[BEGIN PROVIDED RECORDS]
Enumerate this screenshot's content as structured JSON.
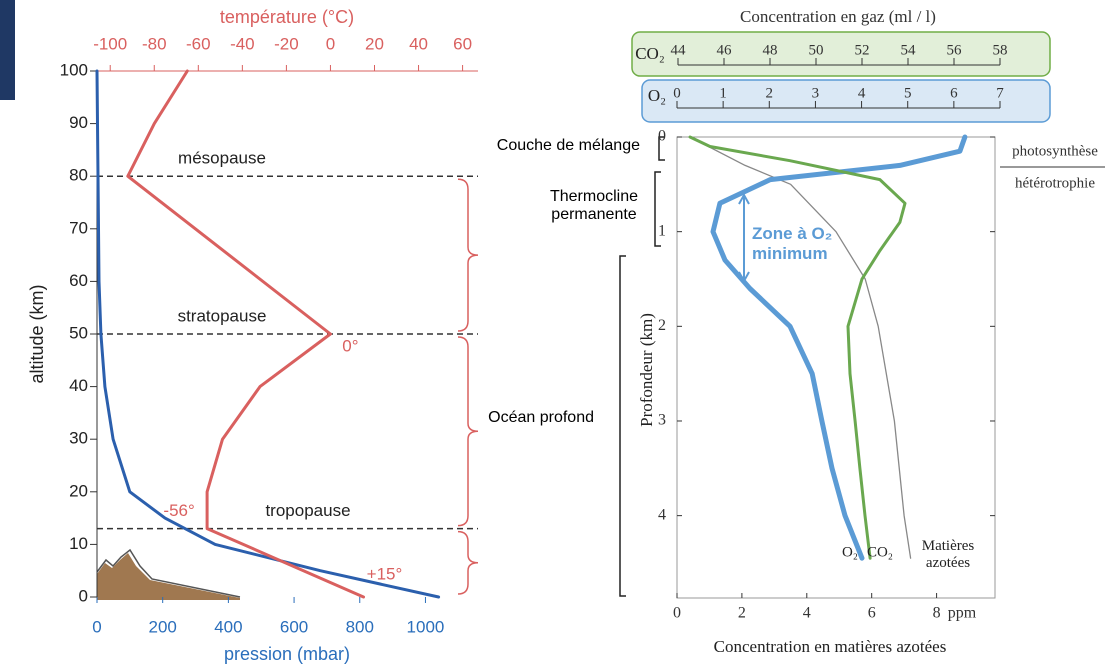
[END PROVIDED RECORDS]
[BEGIN PROVIDED RECORDS]
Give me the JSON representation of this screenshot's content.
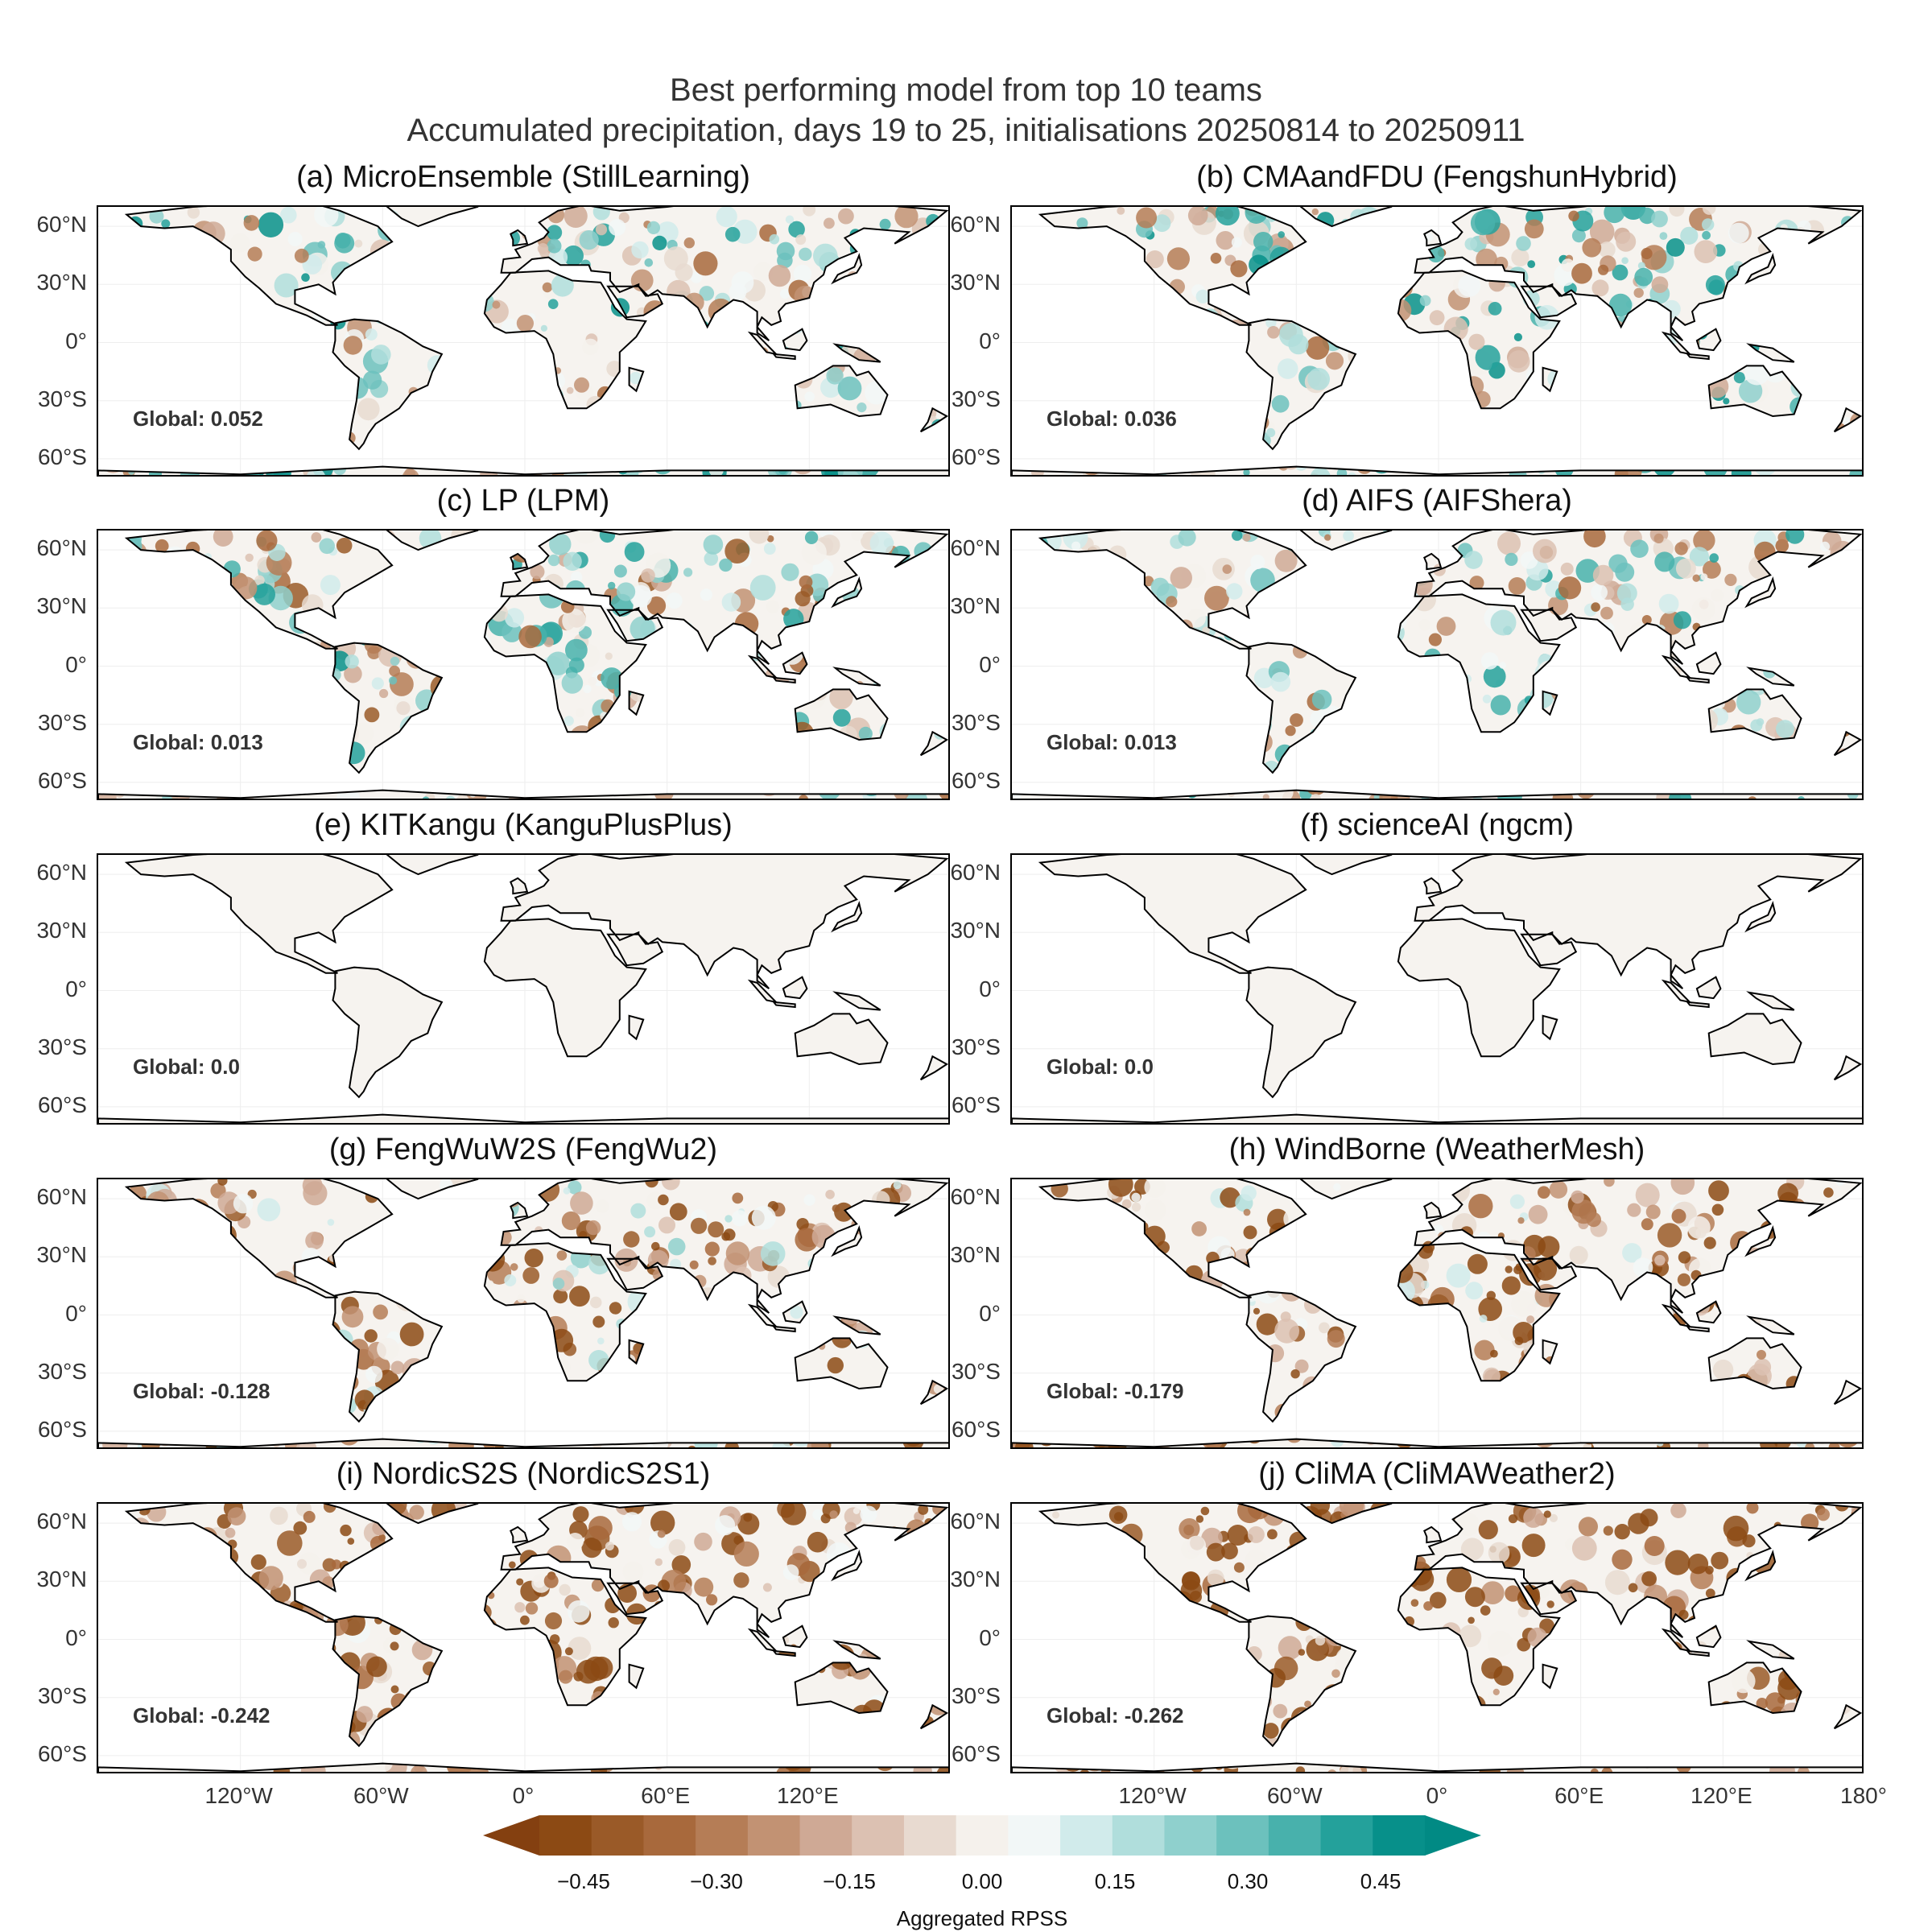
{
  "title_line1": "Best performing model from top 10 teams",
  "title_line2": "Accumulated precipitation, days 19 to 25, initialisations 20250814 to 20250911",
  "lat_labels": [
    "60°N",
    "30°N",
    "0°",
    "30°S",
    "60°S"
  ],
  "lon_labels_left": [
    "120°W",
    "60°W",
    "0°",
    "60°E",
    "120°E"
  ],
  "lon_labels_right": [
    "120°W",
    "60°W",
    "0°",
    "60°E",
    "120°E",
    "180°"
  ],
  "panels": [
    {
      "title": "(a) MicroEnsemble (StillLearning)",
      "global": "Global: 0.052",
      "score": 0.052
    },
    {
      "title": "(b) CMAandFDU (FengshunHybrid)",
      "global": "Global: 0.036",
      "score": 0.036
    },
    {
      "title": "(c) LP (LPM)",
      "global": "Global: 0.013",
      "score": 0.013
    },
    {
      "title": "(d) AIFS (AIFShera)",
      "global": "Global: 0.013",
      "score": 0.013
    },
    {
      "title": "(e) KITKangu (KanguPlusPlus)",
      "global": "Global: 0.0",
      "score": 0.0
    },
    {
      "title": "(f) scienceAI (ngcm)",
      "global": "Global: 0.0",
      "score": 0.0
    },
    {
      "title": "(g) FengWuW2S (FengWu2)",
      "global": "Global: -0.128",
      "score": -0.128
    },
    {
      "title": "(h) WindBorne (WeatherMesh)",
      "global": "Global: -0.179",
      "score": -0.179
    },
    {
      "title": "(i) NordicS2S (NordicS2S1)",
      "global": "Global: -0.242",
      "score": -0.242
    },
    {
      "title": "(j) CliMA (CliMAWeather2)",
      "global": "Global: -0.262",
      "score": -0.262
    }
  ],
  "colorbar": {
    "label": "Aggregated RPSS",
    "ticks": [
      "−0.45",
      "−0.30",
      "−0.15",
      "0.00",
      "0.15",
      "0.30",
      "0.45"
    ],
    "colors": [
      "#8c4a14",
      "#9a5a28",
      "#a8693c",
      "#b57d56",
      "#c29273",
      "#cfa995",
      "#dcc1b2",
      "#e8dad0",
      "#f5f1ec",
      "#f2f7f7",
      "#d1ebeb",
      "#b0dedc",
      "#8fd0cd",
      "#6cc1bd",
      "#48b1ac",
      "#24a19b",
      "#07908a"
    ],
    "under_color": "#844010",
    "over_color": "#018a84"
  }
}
[END PROVIDED RECORDS]
[BEGIN PROVIDED RECORDS]
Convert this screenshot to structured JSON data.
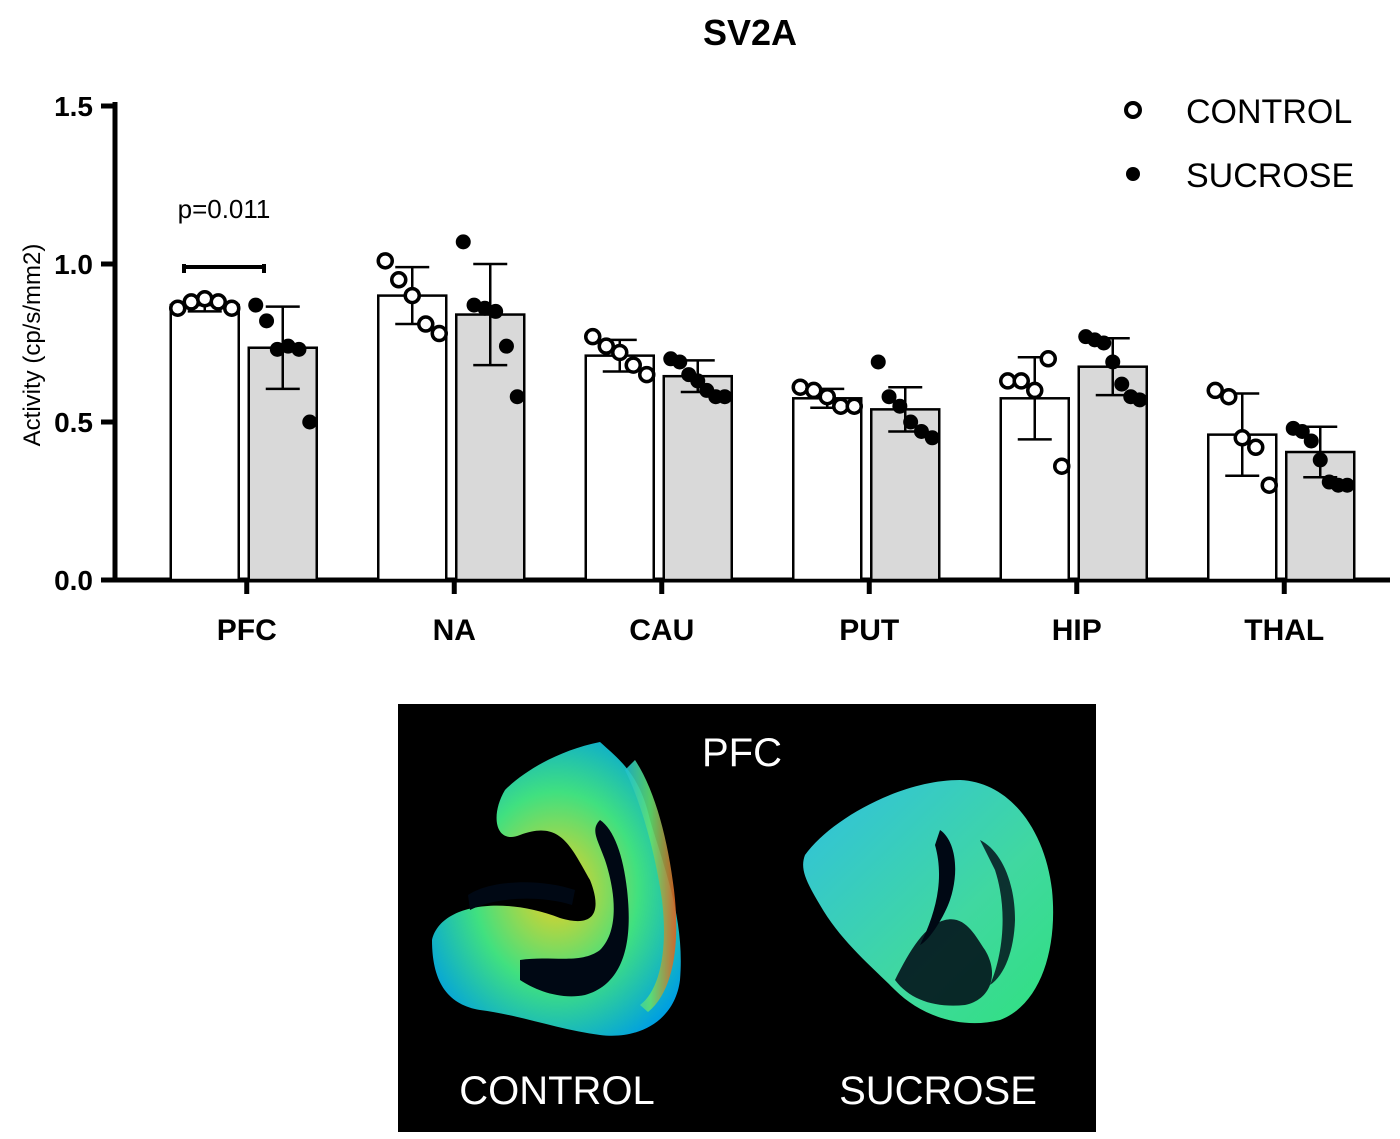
[END PROVIDED RECORDS]
- _TASK TO CARRY OUT_:
Pick out lines containing the word "structured", each one as written.

- _SOLUTION TO THIS TASK_:
Enumerate this screenshot's content as structured JSON.
Convert this screenshot to structured JSON data.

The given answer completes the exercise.